■ 設問 ■
以下の山手線の内回り・外回りについての文章を、最後の車内放送の後から書き継いでください。

■ 本文 ■
(写真は、昨日訪れた上野動物園内で買い求めた 「旅の風景シリーズ第15集 東京 上野 浅草・墨田川周辺」切手。 本文とはさほど関係ありません。)
昨日私は、大都市東京の交通網を利用して上野方面へ所用があって出かけた。 そのついでに、現在パンダの赤ちゃん誕生ブームに沸く上野動物園内を一見したく思い立って、入園した。
平日のためかさほどの賑わいはないものの、子供連れ親子が父親になったばかりのリーリーを見物していたり、上記の写真のごとくパンダの図柄入り切手売り場が特設されていたりした。
本日(7月11日)昼間NHKテレビをつけていたところ、1時半過ぎに突然ニュース速報が入り「上野のパンダの赤ちゃんが死亡」とのテロップである。 どうやら赤ちゃんの死因は肺炎らしいのだが、昨日まで赤ちゃんは元気な様子で、活気付いた動物園内を見てきたばかりの私はびっくり仰天意気消沈である…
(上記のパンダ切手類には、今回の赤ちゃん誕生を祝ったパンダ絵葉書、ファイル付セットも特別販売されていたのだが、あれは今後廃棄処分となるのだろうか??)
さて、今回の表題に掲げたテーマの本筋に入ろう。
東京にお住まいではない皆さんも、東京都心の幹線鉄道路線であるJR「山手線」はご存知の方が多い事であろう。
それでは、そんな皆さんに原左都子からクエスチョンである。
「山手線」は二重の環状線となっているのだが、一体、どちらの方向が「内回り」でどちらが「外回り」か即答できるであろうか?
上京して以来30数年の長きに渡り「山手線」には頻繁にお世話になっている私だが、実は昨日までそんなことを考えようとすらせず乗車していた。
昨日、その答えを初めて知る運命に出くわしたのだ。
上記上野動物園からの帰り道の夕刻、JR上野駅から山手線に乗車した。
田端駅を過ぎた頃からだろうか、いつになく電車が徐行し始める。 山手線の徐行は珍しいなあと感じつつ、やっとこさ次の駒込駅に着いたら今度は電車が発車しない。
しばらく経って車内放送があった。 「巣鴨駅にて人身事故発生のため、山手線“内回り線”は電車の運行を休止します。 尚、“外回り線”に関しては現在のところ運転を続行しています。」
(んっ?? 今私が乗っているのはどっち回り線なのだろう?)
同じく戸惑っていそうな乗客が多い中、そそくさと電車から降り立つ人も多い。
(ちょっとJRさん、「この電車は“○○回り線”です。」くらいはアナウンスしてよ。知らない乗客だっているんだから!)と多少イラついていると、相変わらず、
「内回り線の再開は17時ナンタラ分頃となります。 振替え輸送を行っていますので、そちらのご利用をお願いします。」
(だからJRさん、私が今乗っている電車はどっち回りよ?! 振替え輸送が何なのかもよう分からんし…)とイラつきを倍増させていると、やっとこさ、
「この電車は“内回り線”です。 メトロ南北線に振替え輸送可能ですので、そちらをご利用下さい。」

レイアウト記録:
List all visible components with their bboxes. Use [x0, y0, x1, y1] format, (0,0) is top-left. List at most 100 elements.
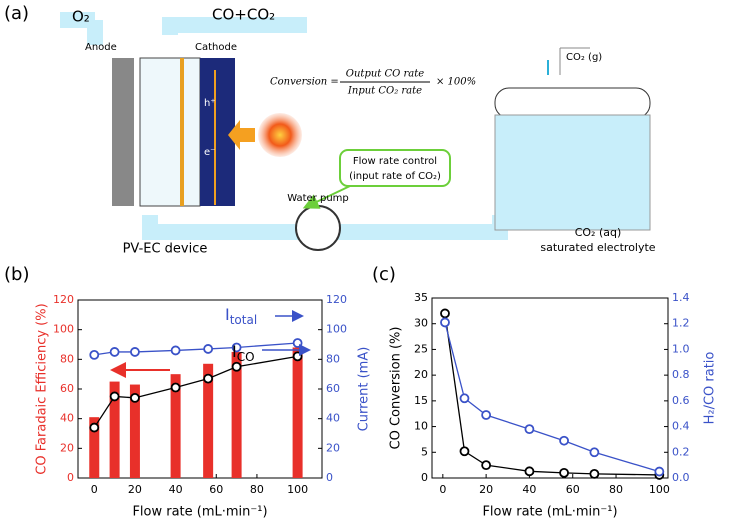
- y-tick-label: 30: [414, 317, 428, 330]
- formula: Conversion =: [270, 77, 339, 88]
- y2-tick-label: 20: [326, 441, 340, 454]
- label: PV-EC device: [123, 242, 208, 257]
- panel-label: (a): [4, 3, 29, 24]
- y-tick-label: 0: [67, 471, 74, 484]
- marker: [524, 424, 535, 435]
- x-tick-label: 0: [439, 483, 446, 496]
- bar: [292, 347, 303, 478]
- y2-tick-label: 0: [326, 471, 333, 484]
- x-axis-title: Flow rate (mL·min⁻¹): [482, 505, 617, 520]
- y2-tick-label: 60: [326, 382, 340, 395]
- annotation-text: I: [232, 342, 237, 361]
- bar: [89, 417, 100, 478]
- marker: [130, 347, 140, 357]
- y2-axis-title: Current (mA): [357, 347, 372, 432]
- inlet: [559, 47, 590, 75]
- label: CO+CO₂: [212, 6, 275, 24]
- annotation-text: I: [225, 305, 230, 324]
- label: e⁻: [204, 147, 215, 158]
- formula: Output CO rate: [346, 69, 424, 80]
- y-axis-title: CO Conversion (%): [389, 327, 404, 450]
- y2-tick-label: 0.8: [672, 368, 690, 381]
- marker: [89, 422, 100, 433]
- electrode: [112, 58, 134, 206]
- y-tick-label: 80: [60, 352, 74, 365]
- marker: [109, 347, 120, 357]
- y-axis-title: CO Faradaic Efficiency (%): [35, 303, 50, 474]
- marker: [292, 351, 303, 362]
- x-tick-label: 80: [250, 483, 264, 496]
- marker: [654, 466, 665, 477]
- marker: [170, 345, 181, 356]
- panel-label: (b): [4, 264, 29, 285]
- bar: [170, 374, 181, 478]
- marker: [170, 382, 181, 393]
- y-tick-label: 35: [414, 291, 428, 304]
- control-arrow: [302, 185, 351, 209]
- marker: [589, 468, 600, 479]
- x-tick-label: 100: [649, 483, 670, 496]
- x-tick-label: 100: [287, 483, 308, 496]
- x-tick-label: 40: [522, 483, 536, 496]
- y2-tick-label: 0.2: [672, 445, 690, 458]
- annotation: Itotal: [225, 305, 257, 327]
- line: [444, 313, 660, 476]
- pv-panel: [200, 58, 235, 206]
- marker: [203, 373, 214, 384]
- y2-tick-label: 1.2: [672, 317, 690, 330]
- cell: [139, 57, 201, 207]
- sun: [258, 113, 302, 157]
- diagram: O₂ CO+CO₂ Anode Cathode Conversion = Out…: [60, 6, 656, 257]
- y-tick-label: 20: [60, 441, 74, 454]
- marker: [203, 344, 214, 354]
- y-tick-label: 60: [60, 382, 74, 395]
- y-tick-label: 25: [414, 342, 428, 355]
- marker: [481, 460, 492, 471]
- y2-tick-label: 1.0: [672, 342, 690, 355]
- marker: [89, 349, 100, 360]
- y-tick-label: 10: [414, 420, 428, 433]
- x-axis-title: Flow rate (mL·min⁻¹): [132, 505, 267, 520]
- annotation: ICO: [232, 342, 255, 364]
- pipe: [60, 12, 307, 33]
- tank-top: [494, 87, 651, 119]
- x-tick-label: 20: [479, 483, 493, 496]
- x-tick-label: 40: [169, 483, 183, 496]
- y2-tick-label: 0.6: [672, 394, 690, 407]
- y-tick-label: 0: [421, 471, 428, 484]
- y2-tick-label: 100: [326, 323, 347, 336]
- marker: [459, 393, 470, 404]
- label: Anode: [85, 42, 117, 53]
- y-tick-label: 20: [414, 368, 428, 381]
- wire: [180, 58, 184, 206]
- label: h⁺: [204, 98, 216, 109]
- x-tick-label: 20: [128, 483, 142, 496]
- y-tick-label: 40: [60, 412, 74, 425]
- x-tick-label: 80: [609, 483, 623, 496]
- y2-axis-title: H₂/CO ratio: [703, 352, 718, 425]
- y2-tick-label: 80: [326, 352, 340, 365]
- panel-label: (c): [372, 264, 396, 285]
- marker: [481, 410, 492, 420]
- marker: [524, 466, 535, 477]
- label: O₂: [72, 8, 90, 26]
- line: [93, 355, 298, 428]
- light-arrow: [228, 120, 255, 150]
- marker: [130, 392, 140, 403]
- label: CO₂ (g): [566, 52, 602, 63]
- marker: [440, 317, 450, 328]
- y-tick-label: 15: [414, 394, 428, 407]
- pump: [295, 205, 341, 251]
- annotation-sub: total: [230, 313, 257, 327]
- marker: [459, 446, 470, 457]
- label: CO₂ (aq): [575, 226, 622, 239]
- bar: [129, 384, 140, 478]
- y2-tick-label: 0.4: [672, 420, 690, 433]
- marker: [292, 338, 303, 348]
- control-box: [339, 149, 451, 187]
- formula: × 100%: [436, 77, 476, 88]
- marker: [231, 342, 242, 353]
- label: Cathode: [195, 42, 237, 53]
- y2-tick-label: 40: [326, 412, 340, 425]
...
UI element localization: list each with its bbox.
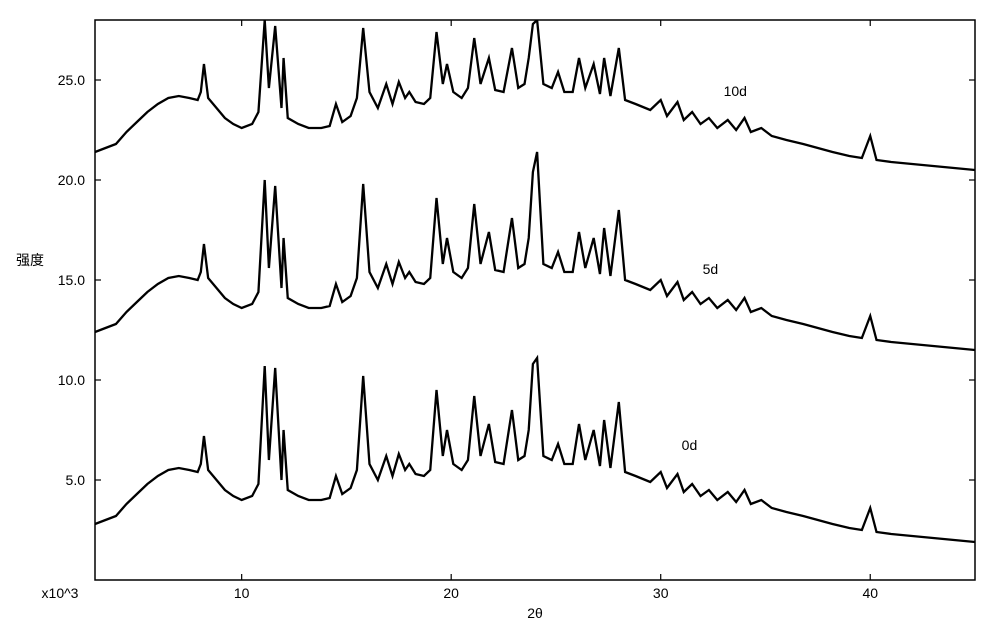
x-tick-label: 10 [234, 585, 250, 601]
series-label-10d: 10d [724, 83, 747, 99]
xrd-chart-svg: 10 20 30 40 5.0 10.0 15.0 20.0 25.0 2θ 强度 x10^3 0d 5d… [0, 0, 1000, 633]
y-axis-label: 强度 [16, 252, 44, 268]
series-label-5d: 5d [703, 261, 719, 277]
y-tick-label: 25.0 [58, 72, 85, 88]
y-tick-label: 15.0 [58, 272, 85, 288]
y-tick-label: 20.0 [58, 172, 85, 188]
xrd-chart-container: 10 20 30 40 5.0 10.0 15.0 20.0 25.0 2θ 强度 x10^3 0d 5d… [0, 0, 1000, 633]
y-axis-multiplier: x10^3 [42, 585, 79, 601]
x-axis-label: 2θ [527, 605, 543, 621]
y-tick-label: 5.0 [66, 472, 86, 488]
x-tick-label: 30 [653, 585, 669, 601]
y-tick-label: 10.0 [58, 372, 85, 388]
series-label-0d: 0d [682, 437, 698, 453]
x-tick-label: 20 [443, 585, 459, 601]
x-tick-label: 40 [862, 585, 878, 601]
...
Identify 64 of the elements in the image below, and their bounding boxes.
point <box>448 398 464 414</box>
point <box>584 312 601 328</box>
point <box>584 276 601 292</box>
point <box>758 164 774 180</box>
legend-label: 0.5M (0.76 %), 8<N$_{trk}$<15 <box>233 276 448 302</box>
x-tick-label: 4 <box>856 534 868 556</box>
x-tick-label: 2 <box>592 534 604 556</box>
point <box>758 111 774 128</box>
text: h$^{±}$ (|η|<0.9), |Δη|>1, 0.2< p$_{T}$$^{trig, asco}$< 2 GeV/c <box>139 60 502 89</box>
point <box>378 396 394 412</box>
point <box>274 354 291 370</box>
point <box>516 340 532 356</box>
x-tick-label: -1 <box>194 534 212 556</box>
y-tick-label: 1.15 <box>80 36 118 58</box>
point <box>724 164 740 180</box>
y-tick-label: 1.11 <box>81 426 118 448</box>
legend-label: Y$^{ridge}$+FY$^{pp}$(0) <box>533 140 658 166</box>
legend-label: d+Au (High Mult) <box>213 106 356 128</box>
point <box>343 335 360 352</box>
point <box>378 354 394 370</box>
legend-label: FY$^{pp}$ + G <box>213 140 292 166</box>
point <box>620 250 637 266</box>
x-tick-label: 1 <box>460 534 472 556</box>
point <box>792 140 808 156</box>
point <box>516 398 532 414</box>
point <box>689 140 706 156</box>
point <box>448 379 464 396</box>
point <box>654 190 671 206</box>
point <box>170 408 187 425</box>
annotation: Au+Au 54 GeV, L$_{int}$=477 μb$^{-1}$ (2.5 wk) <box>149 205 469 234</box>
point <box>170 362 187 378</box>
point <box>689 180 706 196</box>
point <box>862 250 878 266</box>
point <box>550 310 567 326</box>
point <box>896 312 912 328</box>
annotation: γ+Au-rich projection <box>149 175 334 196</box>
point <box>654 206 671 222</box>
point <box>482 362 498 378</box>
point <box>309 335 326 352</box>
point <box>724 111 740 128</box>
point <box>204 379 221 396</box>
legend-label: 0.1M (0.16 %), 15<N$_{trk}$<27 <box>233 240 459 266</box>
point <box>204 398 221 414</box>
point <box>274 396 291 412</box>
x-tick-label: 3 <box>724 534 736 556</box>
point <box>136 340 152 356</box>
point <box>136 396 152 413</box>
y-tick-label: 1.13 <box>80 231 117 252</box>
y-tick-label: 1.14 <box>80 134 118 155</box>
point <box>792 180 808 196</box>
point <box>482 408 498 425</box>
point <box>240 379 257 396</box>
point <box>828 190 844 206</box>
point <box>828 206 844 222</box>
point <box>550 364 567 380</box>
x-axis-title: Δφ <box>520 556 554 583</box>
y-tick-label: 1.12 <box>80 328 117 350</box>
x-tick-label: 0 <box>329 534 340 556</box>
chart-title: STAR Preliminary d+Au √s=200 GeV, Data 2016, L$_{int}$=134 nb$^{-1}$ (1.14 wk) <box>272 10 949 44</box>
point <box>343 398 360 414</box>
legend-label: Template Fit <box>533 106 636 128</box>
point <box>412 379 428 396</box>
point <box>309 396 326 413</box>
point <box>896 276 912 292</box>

■ 解答 ■
(早く言ってよ!) と怒りつつも、この「振替え輸送」自体も何十年来都心で暮らしている私にとって初体験である。
と言うのも、私が日々交通網を利用して通勤していた過去の時代にも「振替え輸送」システムとやらは存在していたのだろうが、さほど整備されていなかった記憶がある。
加えて、これ程までに鉄道関係の「人身事故」も激発していない時代背景だった。
電車が何らかの事由で遅延した場合、雇用者側が既にそれを承知していて「遅刻」扱いとはならなかったような記憶もある。 帰宅時間帯の電車遅延に関しては、誰の責任ともならず単に乗客が自宅に着く時間が遅くなるのみで、鉄道側の責任の程は消え去ったものだ。
当時は滅多に勃発しない事象だった故に、そんな無責任体制が成り立っていたのだろうと今解釈する。
さて昨日に話を戻すが、自分が乗っている山手線が“内回り”か“外回り”か分からなかったが故に「振替え輸送」体制に移行するのに出遅れてしまった私は、アナウンスのままにメトロ南北線方向へと急がされる事と相成る。(お年寄や体のご不自由な方々はさぞや大変だろうなあ…)
夕刻の帰宅時間帯のためか、物凄い数の人間が怒涛のごとく移動している。 それに私もついて行きながら、(運賃の扱いはどうなるのか? それにしても迷惑な話だ!)などと相変わらず内心怒りつつ、JR駒込駅の改札付近で「振替え輸送証」なる白色切符を受け取りメトロ南北線乗り場へと急ぐ。
(この証書はまさか自動改札機には投入できないだろうから、駅員氏がいる改札を通るのだろうか?) と判断したら周囲の皆がそうしていて無事メトロ南北線に乗り込めた。 車内は案の定混んでいる。
そうしたところ、メトロ電車内にも早速車内放送が流れた。
「本日16時何分頃、JR山手線で人身事故が発生しました。現在“内回り”“外回り”共に運転を休止していて振替え輸送中です。 そのためメトロ線に於きましても運行時刻が乱れていますことをお詫び致します。 山手線運転再開は現在未定です。…」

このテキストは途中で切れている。